■ **Provided records**:
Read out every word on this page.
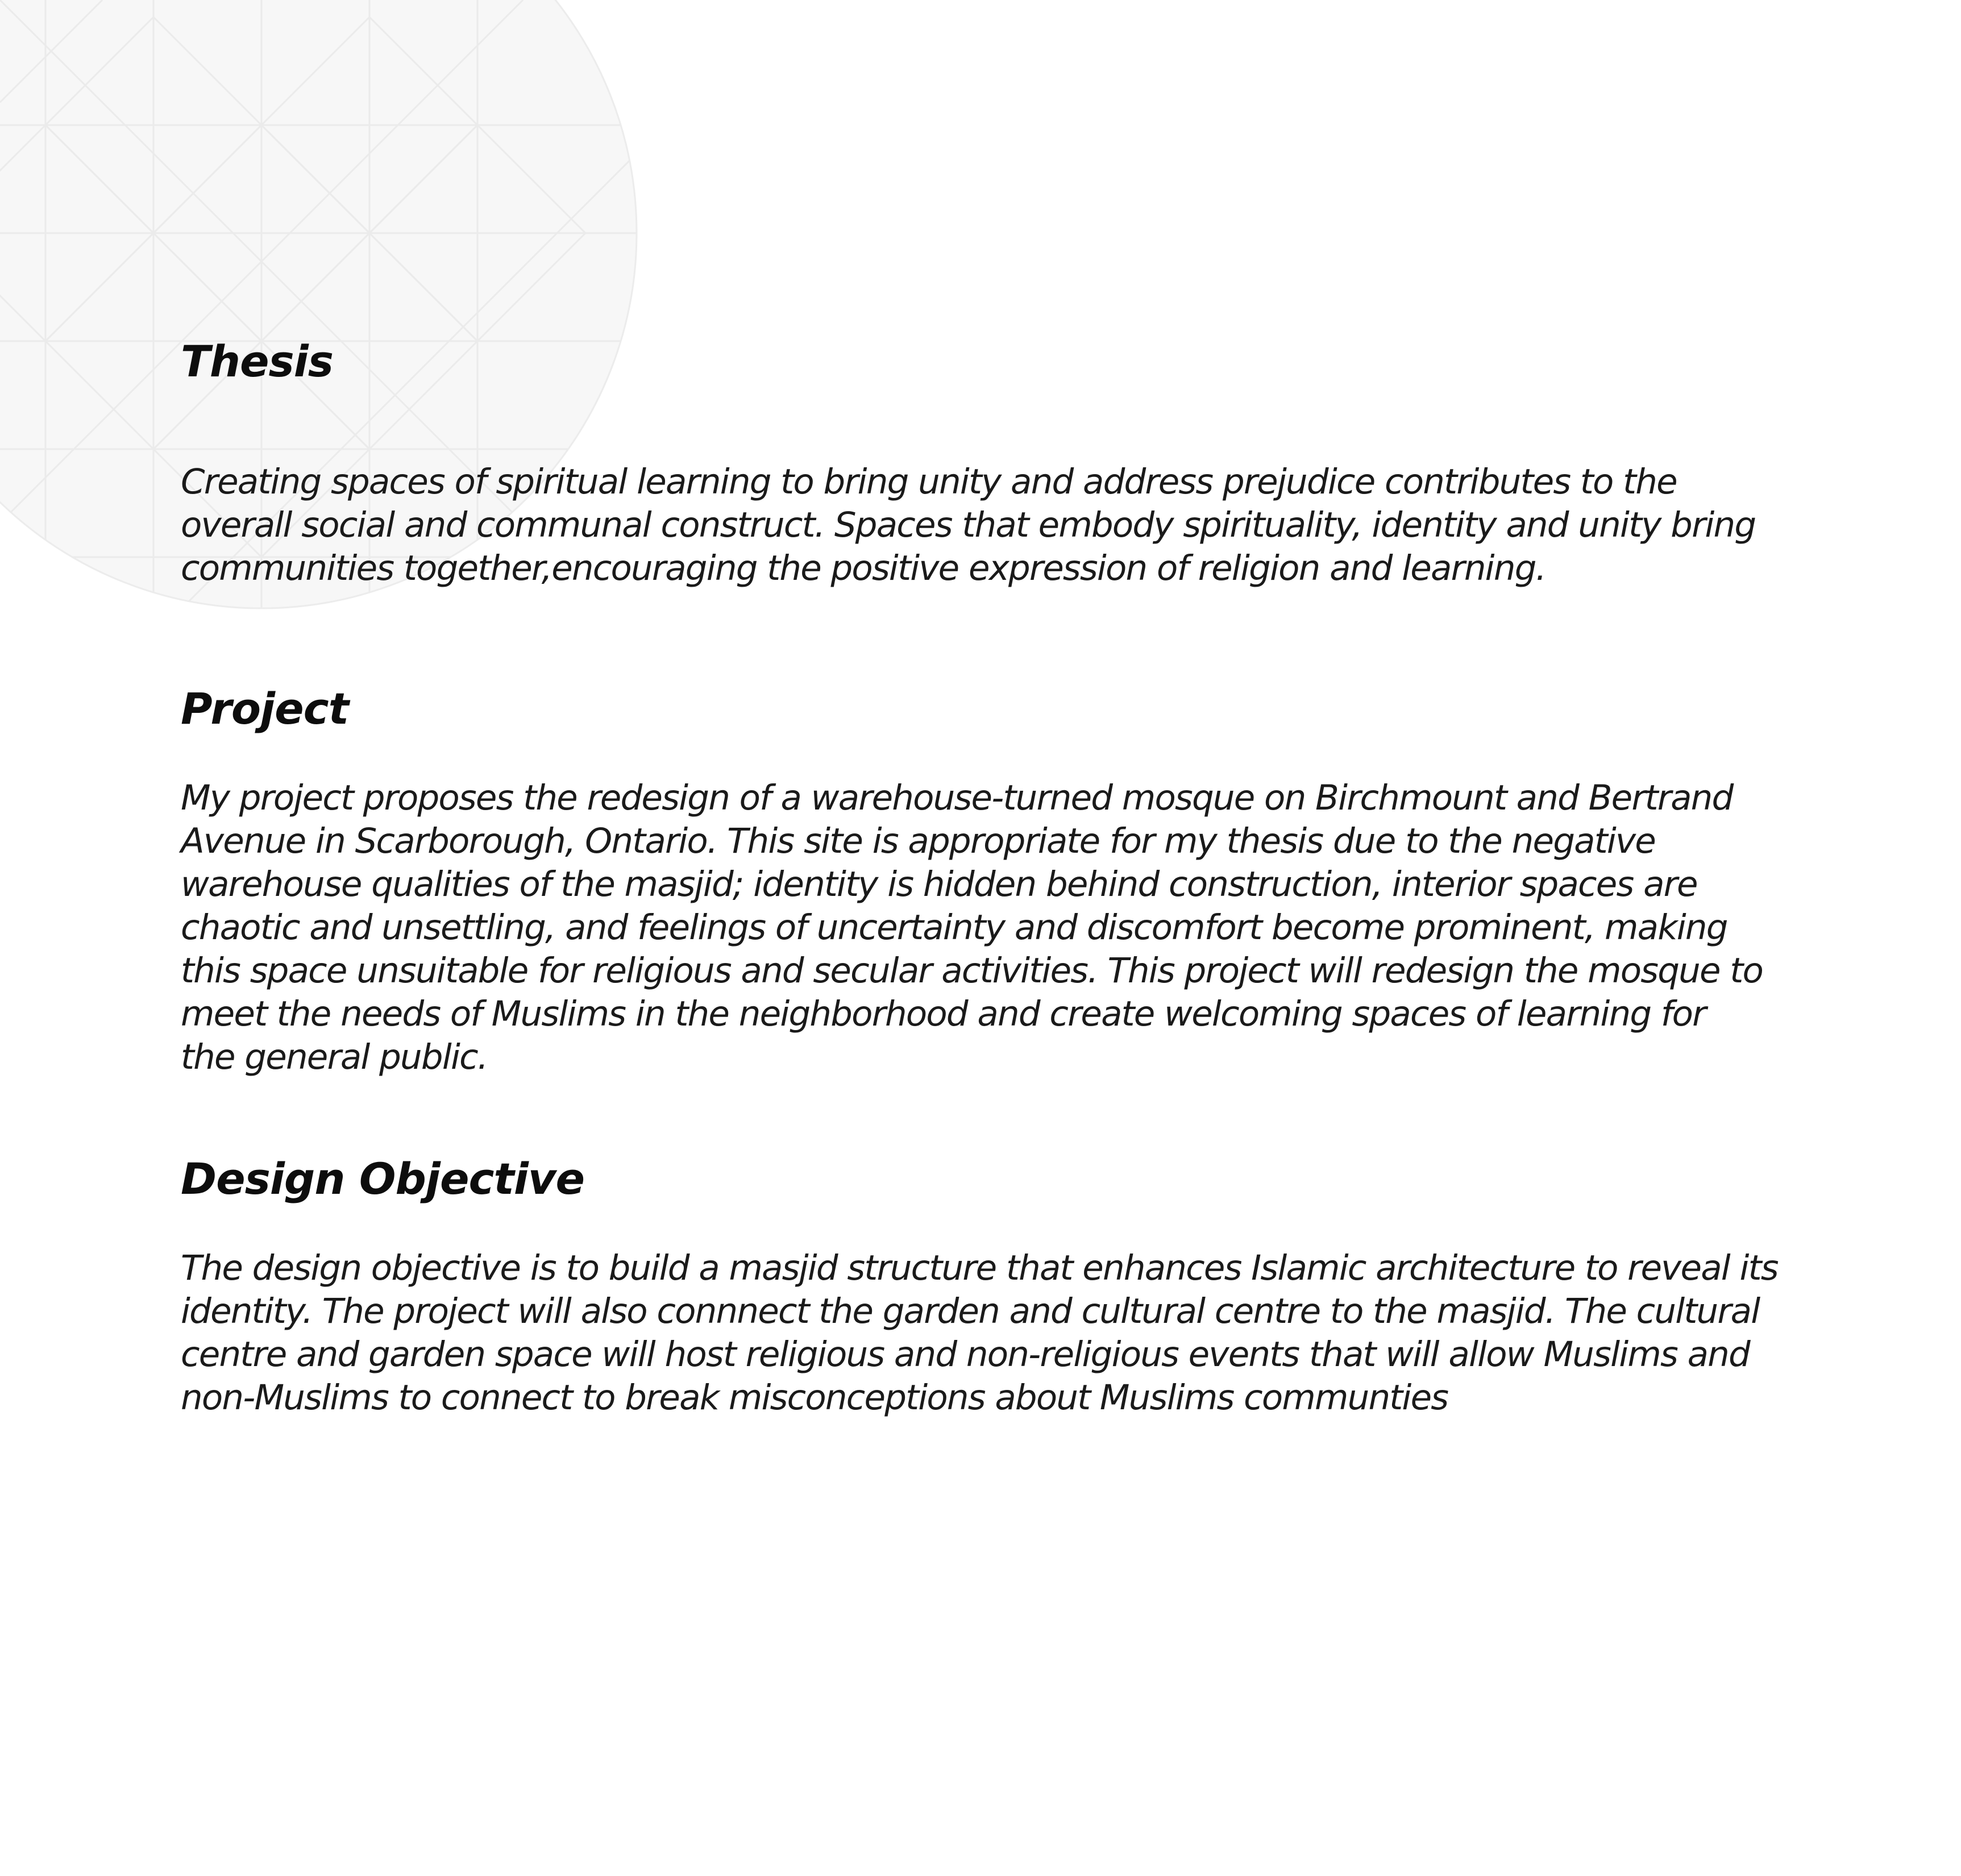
Thesis
Creating spaces of spiritual learning to bring unity and address prejudice contributes to the
overall social and communal construct. Spaces that embody spirituality, identity and unity bring
communities together,encouraging the positive expression of religion and learning.
Project
My project proposes the redesign of a warehouse-turned mosque on Birchmount and Bertrand
Avenue in Scarborough, Ontario. This site is appropriate for my thesis due to the negative
warehouse qualities of the masjid; identity is hidden behind construction, interior spaces are
chaotic and unsettling, and feelings of uncertainty and discomfort become prominent, making
this space unsuitable for religious and secular activities. This project will redesign the mosque to
meet the needs of Muslims in the neighborhood and create welcoming spaces of learning for
the general public.
Design Objective
The design objective is to build a masjid structure that enhances Islamic architecture to reveal its
identity. The project will also connnect the garden and cultural centre to the masjid. The cultural
centre and garden space will host religious and non-religious events that will allow Muslims and
non-Muslims to connect to break misconceptions about Muslims communties
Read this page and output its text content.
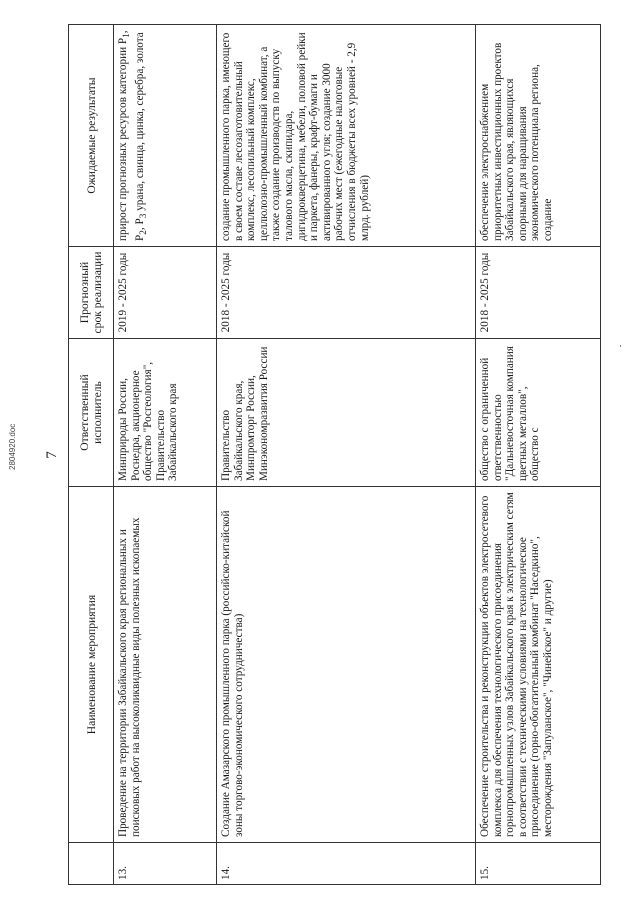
7
	Наименование мероприятия	Ответственный исполнитель	Прогнозный срок реализации	Ожидаемые результаты
13.	Проведение на территории Забайкальского края региональных и поисковых работ на высоколиквидные виды полезных ископаемых	Минприроды России, Роснедра, акционерное общество "Росгеология", Правительство Забайкальского края	2019 - 2025 годы	прирост прогнозных ресурсов категории $P_1$, $P_2$, $P_3$ урана, свинца, цинка, серебра, золота
14.	Создание Амазарского промышленного парка (российско-китайской зоны торгово-экономического сотрудничества)	Правительство Забайкальского края, Минпромторг России, Минэкономразвития России	2018 - 2025 годы	создание промышленного парка, имеющего в своем составе лесозаготовительный комплекс, лесопильный комплекс, целлюлозно-промышленный комбинат, а также создание производств по выпуску талового масла, скипидара, дигидрокверцетина, мебели, половой рейки и паркета, фанеры, крафт-бумаги и активированного угля; создание 3000 рабочих мест (ежегодные налоговые отчисления в бюджеты всех уровней - 2,9 млрд. рублей)
15.	Обеспечение строительства и реконструкции объектов электросетевого комплекса для обеспечения технологического присоединения горнопромышленных узлов Забайкальского края к электрическим сетям в соответствии с техническими условиями на технологическое присоединение (горно-обогатительный комбинат "Наседкино", месторождения "Запуланское", "Чинейское" и другие)	общество с ограниченной ответственностью "Дальневосточная компания цветных металлов", общество с	2018 - 2025 годы	обеспечение электроснабжением приоритетных инвестиционных проектов Забайкальского края, являющихся опорными для наращивания экономического потенциала региона, создание
2804920.doc
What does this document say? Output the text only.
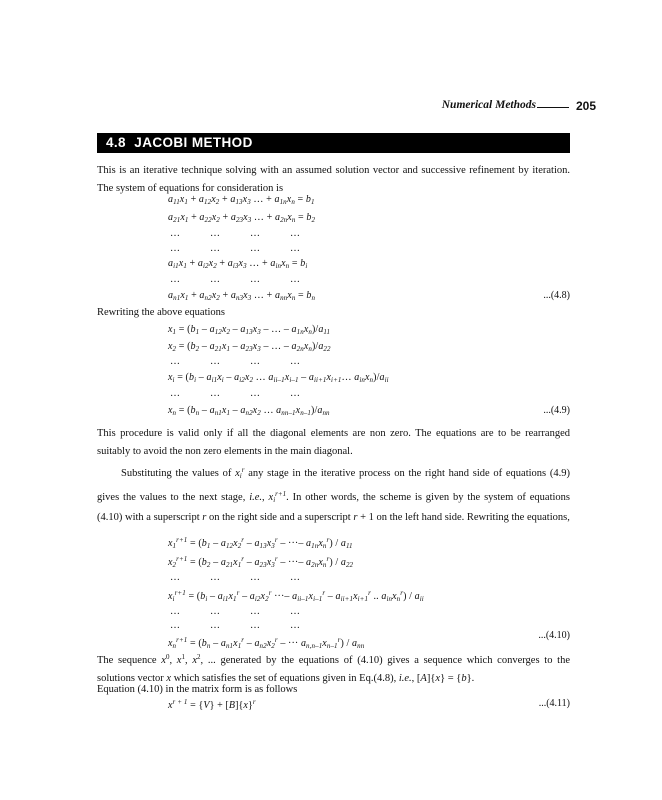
Numerical Methods	205
4.8 JACOBI METHOD
This is an iterative technique solving with an assumed solution vector and successive refinement by iteration. The system of equations for consideration is
$a_{11}x_1 + a_{12}x_2 + a_{13}x_3$ … + $a_{1n}x_n = b_1$
$a_{21}x_1 + a_{22}x_2 + a_{23}x_3$ … + $a_{2n}x_n = b_2$
…	…	…	…
…	…	…	…
$a_{i1}x_1 + a_{i2}x_2 + a_{i3}x_3$ … + $a_{in}x_n = b_i$
…	…	…	…
$a_{n1}x_1 + a_{n2}x_2 + a_{n3}x_3$ … + $a_{nn}x_n = b_n$	...(4.8)
Rewriting the above equations
$x_1 = (b_1 - a_{12}x_2 - a_{13}x_3$ – … – $a_{1n}x_n)/a_{11}$
$x_2 = (b_2 - a_{21}x_1 - a_{23}x_3$ – … – $a_{2n}x_n)/a_{22}$
…	…	…	…
$x_i = (b_i - a_{i1}x_i - a_{i2}x_2$ … $a_{ii-1}x_{i-1}$ – $a_{ii+1}x_{i+1}\dots$ $a_{in}x_n)/a_{ii}$
…	…	…	…
$x_n = (b_n - a_{n1}x_1 - a_{n2}x_2$ … $a_{nn-1}x_{n-1})/a_{nn}$	...(4.9)
This procedure is valid only if all the diagonal elements are non zero. The equations are to be rearranged suitably to avoid the non zero elements in the main diagonal.
Substituting the values of $x_i^r$ any stage in the iterative process on the right hand side of equations (4.9) gives the values to the next stage, i.e., $x_i^{r+1}$. In other words, the scheme is given by the system of equations (4.10) with a superscript r on the right side and a superscript r + 1 on the left hand side. Rewriting the equations,
$x_1^{r+1} = (b_1 - a_{12}x_2^r - a_{13}x_3^r$ – ···– $a_{1n}x_n^r) / a_{11}$
$x_2^{r+1} = (b_2 - a_{21}x_1^r - a_{23}x_3^r$ – ···– $a_{2n}x_n^r) / a_{22}$
…	…	…	…
$x_i^{r+1} = (b_i - a_{i1}x_1^r - a_{i2}x_2^r$ ···– $a_{ii-1}x_{i-1}^r - a_{ii+1}x_{i+1}^r$ .. $a_{in}x_n^r) / a_{ii}$
…	…	…	…
…	…	…	…
$x_n^{r+1} = (b_n - a_{n1}x_1^r - a_{n2}x_2^r$ – ··· $a_{n,n-1}x_{n-1}^r) / a_{nn}$
...(4.10)
The sequence $x^0$, $x^1$, $x^2$, ... generated by the equations of (4.10) gives a sequence which converges to the solutions vector x which satisfies the set of equations given in Eq.(4.8), i.e., [A]{x} = {b}.
Equation (4.10) in the matrix form is as follows
$x^{r + 1} = \{V\} + [B]\{x\}^r$	...(4.11)
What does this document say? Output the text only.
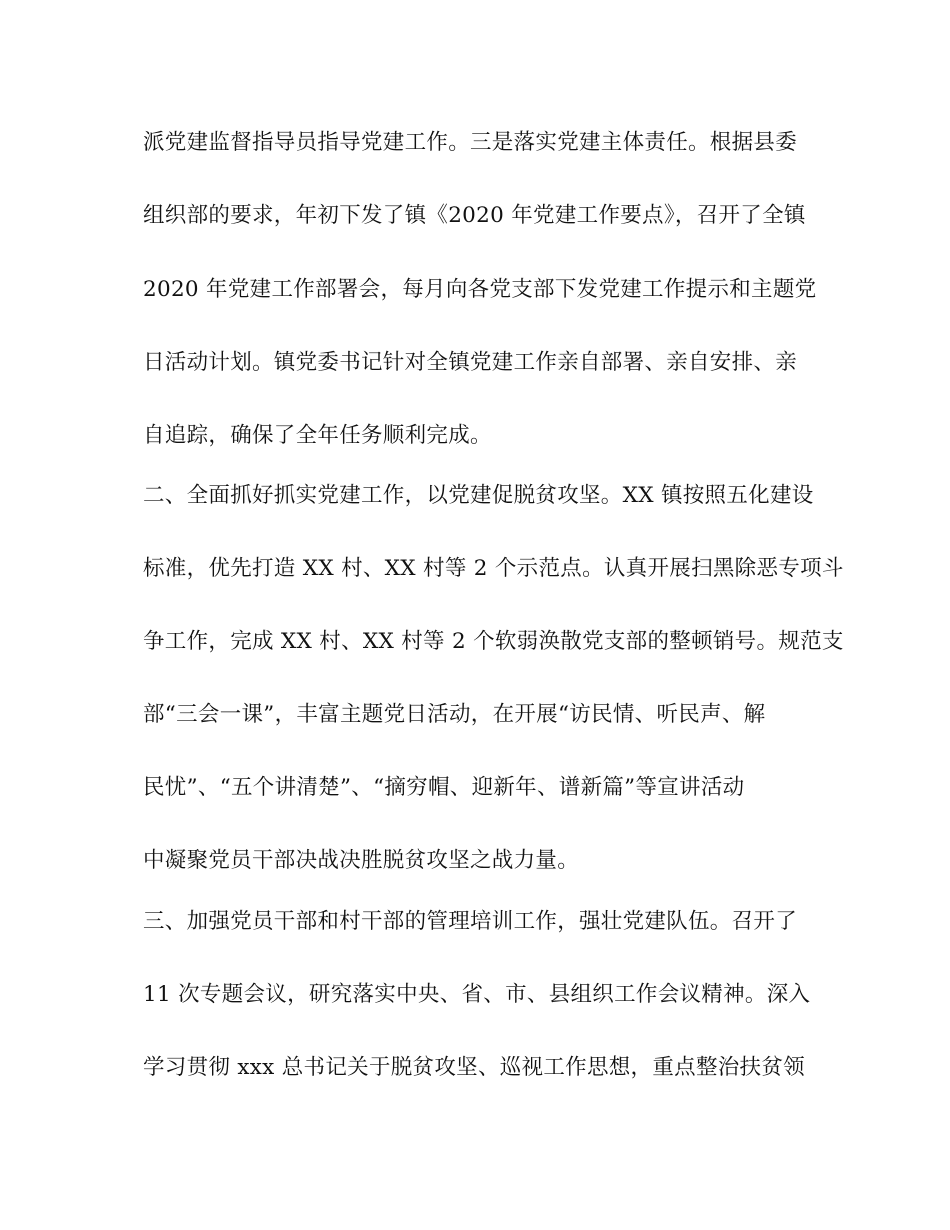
派党建监督指导员指导党建工作。三是落实党建主体责任。根据县委
组织部的要求，年初下发了镇《2020 年党建工作要点》，召开了全镇
2020 年党建工作部署会，每月向各党支部下发党建工作提示和主题党
日活动计划。镇党委书记针对全镇党建工作亲自部署、亲自安排、亲
自追踪，确保了全年任务顺利完成。
二、全面抓好抓实党建工作，以党建促脱贫攻坚。XX 镇按照五化建设
标准，优先打造 XX 村、XX 村等 2 个示范点。认真开展扫黑除恶专项斗
争工作，完成 XX 村、XX 村等 2 个软弱涣散党支部的整顿销号。规范支
部“三会一课”，丰富主题党日活动，在开展“访民情、听民声、解
民忧”、“五个讲清楚”、“摘穷帽、迎新年、谱新篇”等宣讲活动
中凝聚党员干部决战决胜脱贫攻坚之战力量。
三、加强党员干部和村干部的管理培训工作，强壮党建队伍。召开了
11 次专题会议，研究落实中央、省、市、县组织工作会议精神。深入
学习贯彻 xxx 总书记关于脱贫攻坚、巡视工作思想，重点整治扶贫领
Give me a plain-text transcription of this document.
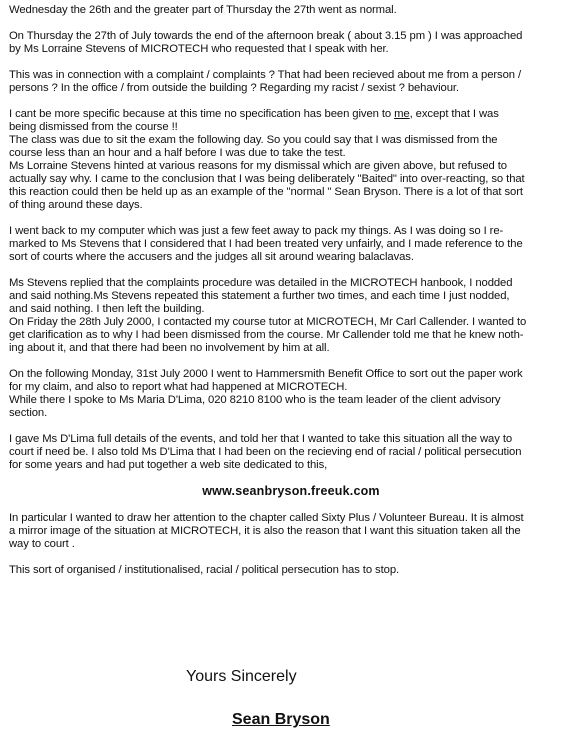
Wednesday the 26th and the greater part of Thursday the 27th went as normal.

On Thursday the 27th of July towards the end of the afternoon break ( about 3.15 pm ) I was approached
by Ms Lorraine Stevens of MICROTECH who requested that I speak with her.

This was in connection with a complaint / complaints ? That had been recieved about me from a person /
persons ? In the office / from outside the building ? Regarding my racist / sexist ? behaviour.

I cant be more specific because at this time no specification has been given to me, except that I was
being dismissed from the course !!
The class was due to sit the exam the following day. So you could say that I was dismissed from the
course less than an hour and a half before I was due to take the test.
Ms Lorraine Stevens hinted at various reasons for my dismissal which are given above, but refused to
actually say why. I came to the conclusion that I was being deliberately "Baited" into over-reacting, so that
this reaction could then be held up as an example of the "normal " Sean Bryson. There is a lot of that sort
of thing around these days.

I went back to my computer which was just a few feet away to pack my things. As I was doing so I re-
marked to Ms Stevens that I considered that I had been treated very unfairly, and I made reference to the
sort of courts where the accusers and the judges all sit around wearing balaclavas.

Ms Stevens replied that the complaints procedure was detailed in the MICROTECH hanbook, I nodded
and said nothing.Ms Stevens repeated this statement a further two times, and each time I just nodded,
and said nothing. I then left the building.
On Friday the 28th July 2000, I contacted my course tutor at MICROTECH, Mr Carl Callender. I wanted to
get clarification as to why I had been dismissed from the course. Mr Callender told me that he knew noth-
ing about it, and that there had been no involvement by him at all.

On the following Monday, 31st July 2000 I went to Hammersmith Benefit Office to sort out the paper work
for my claim, and also to report what had happened at MICROTECH.
While there I spoke to Ms Maria D'Lima, 020 8210 8100 who is the team leader of the client advisory
section.

I gave Ms D'Lima full details of the events, and told her that I wanted to take this situation all the way to
court if need be. I also told Ms D'Lima that I had been on the recieving end of racial / political persecution
for some years and had put together a web site dedicated to this,

www.seanbryson.freeuk.com

In particular I wanted to draw her attention to the chapter called Sixty Plus / Volunteer Bureau. It is almost
a mirror image of the situation at MICROTECH, it is also the reason that I want this situation taken all the
way to court .

This sort of organised / institutionalised, racial / political persecution has to stop.

Yours Sincerely
Sean Bryson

■ **What is required**: Each line above that includes "unity" should be shown.

■ **Output for this exercise**:
Creating spaces of spiritual learning to bring unity and address prejudice contributes to the
overall social and communal construct. Spaces that embody spirituality, identity and unity bring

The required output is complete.